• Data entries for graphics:
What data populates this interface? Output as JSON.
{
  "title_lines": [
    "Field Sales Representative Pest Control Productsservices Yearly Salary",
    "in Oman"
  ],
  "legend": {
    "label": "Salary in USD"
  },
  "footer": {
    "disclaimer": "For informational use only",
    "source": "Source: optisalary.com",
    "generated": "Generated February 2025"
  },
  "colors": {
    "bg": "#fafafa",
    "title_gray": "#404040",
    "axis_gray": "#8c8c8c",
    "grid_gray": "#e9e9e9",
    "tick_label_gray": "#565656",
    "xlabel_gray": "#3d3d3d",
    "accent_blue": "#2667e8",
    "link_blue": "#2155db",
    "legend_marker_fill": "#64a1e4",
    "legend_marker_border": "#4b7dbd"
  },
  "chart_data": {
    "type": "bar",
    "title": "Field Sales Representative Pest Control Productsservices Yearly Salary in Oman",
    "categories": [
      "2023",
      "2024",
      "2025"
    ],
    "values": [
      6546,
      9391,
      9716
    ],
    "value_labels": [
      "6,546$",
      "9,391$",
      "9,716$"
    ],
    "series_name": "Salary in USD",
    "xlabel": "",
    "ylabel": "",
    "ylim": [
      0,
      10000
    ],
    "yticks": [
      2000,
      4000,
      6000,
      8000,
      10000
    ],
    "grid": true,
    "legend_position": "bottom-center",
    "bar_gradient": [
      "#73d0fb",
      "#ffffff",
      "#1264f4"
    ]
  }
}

• YOUR TASK: In the entries above, find the lines containing the word "Control" and say how many there are, with no other words.

• WRITTEN RESPONSE: 2